▶ What the task requires:
Which lines in the records below contain the word "name"? Copy each of them.

Dataset entries:
::::::::

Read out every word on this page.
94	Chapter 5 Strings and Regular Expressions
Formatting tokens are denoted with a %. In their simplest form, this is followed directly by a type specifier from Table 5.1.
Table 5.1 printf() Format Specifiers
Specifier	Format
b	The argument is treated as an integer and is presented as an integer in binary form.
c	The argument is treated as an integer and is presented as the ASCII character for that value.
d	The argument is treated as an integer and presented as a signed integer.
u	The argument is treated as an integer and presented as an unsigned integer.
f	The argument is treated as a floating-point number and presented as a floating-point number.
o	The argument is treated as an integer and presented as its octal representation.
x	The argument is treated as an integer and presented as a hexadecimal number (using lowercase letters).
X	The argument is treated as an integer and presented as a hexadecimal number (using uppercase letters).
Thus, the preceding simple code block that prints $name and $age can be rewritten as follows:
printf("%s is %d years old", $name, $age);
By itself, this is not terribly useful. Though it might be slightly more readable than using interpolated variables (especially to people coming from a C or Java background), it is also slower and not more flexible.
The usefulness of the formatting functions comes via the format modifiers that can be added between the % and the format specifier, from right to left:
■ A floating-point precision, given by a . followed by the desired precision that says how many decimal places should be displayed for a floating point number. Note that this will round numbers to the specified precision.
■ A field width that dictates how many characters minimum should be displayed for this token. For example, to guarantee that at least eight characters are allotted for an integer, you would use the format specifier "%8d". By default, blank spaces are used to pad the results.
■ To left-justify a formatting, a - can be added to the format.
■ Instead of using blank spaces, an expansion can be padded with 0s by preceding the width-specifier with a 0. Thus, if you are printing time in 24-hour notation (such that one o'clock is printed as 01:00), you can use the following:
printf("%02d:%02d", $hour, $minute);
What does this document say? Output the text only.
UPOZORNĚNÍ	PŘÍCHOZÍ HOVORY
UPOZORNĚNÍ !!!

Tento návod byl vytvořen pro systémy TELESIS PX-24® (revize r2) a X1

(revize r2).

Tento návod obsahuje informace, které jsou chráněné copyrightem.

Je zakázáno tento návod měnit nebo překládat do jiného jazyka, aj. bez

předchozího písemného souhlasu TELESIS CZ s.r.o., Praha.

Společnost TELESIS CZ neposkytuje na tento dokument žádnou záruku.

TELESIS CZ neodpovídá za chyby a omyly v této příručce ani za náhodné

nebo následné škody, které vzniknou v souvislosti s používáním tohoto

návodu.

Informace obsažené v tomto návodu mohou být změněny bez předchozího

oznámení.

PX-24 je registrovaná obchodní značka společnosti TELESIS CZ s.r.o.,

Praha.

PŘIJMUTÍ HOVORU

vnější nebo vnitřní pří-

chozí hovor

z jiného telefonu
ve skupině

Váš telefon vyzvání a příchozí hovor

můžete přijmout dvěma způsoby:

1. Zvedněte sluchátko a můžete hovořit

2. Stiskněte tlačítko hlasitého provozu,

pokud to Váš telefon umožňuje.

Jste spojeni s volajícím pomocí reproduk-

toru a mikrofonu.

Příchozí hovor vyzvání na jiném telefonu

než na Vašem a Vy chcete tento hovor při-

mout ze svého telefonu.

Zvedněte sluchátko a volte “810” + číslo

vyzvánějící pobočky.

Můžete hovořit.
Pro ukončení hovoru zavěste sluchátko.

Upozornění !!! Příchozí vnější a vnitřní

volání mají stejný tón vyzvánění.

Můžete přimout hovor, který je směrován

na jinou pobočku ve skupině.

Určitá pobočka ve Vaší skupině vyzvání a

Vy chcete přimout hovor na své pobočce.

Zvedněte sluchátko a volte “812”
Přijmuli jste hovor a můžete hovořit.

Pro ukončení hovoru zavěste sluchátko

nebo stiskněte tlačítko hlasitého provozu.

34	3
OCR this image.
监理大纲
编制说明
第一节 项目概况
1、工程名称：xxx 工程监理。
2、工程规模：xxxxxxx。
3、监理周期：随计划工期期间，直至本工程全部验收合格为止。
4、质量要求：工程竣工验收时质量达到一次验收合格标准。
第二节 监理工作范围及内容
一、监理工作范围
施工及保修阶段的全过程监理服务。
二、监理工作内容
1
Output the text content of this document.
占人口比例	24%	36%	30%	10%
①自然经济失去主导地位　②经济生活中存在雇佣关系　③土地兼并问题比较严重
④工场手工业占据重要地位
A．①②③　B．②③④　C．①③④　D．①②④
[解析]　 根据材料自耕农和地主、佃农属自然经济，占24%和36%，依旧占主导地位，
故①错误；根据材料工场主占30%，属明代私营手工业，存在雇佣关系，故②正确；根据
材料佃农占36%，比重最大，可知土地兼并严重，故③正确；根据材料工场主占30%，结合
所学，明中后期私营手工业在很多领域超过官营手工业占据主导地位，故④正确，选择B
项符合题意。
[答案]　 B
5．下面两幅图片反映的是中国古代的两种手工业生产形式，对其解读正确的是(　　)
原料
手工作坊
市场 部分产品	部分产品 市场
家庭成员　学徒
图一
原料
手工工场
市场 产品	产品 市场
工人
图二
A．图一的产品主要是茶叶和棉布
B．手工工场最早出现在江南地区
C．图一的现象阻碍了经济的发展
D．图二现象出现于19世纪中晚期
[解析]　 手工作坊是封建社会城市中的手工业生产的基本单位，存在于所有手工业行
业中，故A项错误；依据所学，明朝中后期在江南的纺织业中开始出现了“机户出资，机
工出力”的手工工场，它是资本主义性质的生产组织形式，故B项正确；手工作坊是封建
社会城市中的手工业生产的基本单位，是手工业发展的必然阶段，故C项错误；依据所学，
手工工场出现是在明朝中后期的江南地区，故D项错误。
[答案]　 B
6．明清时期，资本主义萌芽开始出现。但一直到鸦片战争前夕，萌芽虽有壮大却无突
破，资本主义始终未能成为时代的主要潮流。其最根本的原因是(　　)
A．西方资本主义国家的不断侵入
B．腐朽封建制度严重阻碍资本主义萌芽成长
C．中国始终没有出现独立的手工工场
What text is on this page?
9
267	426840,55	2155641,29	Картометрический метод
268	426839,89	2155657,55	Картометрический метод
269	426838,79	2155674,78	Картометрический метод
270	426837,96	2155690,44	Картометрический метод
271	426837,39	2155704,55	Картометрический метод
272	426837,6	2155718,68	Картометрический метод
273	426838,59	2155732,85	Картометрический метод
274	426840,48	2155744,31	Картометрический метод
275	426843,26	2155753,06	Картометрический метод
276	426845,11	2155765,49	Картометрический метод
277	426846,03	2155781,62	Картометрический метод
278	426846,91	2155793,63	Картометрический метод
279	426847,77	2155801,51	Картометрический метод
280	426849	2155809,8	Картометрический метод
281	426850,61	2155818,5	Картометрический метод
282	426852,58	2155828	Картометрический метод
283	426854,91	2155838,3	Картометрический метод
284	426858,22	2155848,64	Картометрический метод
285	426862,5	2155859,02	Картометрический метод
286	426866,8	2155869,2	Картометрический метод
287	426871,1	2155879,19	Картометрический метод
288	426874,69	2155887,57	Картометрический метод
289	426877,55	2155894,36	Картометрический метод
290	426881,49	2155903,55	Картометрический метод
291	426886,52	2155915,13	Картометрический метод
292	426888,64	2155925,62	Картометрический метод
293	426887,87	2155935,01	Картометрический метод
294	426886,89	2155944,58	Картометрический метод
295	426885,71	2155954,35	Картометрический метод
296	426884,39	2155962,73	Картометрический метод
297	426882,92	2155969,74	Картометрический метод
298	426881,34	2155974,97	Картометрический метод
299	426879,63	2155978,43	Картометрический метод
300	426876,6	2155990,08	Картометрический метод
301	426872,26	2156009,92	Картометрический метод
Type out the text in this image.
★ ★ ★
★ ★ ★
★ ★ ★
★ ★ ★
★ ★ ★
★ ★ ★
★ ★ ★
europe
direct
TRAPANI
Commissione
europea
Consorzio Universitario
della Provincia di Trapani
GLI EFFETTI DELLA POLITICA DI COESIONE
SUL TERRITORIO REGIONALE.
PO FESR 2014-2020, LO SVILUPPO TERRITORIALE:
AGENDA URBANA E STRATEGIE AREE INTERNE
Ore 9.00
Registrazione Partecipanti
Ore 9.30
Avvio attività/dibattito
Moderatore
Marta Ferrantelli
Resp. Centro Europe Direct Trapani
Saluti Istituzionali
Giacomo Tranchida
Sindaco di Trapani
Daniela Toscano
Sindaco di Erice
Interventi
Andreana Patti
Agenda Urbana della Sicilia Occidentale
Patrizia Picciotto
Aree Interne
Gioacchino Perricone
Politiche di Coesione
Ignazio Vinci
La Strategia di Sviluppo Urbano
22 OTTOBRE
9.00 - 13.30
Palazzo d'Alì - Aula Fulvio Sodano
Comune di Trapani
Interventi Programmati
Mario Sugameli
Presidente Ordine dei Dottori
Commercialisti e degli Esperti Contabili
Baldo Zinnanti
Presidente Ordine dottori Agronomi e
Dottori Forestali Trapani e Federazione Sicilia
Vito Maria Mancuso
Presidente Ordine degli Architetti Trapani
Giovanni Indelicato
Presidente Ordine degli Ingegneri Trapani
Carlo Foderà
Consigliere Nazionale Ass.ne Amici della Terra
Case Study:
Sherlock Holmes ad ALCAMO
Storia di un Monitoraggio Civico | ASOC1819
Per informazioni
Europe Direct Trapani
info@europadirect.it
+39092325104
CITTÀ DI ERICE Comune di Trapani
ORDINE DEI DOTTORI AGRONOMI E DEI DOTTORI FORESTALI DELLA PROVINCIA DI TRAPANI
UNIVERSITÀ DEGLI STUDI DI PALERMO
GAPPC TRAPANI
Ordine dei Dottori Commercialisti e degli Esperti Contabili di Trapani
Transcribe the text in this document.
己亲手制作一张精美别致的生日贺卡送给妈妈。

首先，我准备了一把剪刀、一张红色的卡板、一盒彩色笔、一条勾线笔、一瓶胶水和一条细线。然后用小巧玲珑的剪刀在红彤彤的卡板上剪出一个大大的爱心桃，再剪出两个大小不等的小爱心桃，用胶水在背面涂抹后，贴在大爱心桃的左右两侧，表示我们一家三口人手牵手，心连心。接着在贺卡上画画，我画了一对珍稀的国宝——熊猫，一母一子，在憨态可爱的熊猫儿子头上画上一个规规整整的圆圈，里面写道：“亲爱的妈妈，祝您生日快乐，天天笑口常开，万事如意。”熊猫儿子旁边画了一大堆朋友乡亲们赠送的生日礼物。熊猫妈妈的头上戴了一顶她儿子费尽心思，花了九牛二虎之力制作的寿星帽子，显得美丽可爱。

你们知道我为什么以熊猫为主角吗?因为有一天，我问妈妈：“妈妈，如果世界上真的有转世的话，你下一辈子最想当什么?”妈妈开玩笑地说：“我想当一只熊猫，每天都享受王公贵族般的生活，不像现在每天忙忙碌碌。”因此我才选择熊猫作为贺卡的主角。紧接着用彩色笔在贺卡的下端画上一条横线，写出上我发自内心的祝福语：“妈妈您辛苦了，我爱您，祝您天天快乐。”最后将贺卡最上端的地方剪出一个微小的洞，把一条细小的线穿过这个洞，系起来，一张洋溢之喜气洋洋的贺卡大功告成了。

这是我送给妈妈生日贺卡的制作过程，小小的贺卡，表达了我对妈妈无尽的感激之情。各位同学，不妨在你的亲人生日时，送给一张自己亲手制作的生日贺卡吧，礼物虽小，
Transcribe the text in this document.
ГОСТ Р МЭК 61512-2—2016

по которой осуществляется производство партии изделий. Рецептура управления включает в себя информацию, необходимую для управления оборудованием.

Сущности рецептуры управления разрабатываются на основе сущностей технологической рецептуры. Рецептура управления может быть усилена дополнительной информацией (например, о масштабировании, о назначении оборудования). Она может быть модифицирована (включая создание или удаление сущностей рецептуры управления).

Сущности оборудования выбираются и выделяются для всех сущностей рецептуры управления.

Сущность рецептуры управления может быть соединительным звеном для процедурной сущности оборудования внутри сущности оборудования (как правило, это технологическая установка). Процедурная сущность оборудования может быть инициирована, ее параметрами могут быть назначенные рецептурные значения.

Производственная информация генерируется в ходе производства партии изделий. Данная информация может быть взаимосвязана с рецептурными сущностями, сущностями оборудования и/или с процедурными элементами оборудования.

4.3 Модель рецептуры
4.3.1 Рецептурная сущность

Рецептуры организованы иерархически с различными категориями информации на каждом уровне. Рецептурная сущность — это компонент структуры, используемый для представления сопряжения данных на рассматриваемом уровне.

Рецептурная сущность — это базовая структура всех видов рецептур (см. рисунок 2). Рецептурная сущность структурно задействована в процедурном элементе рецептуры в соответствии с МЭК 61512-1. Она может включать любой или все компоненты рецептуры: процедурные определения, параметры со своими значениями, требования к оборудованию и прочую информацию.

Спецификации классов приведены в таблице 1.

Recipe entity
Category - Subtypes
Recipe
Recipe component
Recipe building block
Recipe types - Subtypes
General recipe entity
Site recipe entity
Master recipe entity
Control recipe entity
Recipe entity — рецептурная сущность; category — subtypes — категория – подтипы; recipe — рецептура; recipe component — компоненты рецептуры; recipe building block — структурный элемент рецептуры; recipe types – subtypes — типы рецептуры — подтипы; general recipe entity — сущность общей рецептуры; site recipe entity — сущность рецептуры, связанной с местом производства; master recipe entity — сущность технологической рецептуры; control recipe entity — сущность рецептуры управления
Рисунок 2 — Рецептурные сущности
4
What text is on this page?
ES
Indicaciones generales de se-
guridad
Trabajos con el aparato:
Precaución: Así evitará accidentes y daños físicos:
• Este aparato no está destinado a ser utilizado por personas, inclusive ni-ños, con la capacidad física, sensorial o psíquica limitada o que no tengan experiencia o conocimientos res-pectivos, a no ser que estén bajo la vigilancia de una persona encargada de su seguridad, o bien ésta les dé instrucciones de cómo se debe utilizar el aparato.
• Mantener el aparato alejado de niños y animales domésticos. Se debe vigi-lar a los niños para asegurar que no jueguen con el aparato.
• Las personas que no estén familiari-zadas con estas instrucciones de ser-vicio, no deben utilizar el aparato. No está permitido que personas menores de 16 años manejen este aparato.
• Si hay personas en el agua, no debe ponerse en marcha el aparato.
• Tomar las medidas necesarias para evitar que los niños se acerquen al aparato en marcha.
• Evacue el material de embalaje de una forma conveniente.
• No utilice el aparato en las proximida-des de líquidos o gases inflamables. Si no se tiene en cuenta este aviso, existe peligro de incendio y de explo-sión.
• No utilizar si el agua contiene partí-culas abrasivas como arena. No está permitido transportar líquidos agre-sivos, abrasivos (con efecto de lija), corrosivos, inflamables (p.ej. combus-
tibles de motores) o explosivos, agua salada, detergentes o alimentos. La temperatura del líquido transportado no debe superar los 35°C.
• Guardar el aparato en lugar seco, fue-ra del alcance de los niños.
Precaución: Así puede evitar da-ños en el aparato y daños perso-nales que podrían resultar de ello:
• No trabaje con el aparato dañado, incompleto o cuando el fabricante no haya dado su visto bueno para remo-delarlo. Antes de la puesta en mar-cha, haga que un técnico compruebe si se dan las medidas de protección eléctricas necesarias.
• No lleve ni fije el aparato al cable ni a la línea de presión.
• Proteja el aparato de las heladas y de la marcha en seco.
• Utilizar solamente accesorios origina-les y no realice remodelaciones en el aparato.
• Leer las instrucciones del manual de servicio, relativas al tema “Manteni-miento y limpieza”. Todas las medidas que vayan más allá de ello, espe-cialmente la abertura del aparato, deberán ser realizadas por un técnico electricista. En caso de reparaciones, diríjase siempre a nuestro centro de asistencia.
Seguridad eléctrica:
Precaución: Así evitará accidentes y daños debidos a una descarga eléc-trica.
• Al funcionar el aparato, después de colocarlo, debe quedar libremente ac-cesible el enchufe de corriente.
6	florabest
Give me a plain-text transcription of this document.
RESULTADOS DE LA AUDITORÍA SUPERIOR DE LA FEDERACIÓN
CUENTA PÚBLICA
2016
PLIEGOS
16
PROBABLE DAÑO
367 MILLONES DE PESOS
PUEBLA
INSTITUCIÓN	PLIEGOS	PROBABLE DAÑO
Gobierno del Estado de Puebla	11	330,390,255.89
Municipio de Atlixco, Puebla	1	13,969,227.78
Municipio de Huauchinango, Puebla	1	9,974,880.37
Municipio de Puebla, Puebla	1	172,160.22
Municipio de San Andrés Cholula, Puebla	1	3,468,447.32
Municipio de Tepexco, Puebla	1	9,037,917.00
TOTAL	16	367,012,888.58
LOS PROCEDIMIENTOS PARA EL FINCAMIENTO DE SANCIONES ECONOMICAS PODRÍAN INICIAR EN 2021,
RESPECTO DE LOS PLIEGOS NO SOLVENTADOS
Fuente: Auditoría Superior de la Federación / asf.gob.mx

::::::::

▶ Answer to this exercise:
Thus, the preceding simple code block that prints $name and $age can be rewritten as follows:
printf("%s is %d years old", $name, $age);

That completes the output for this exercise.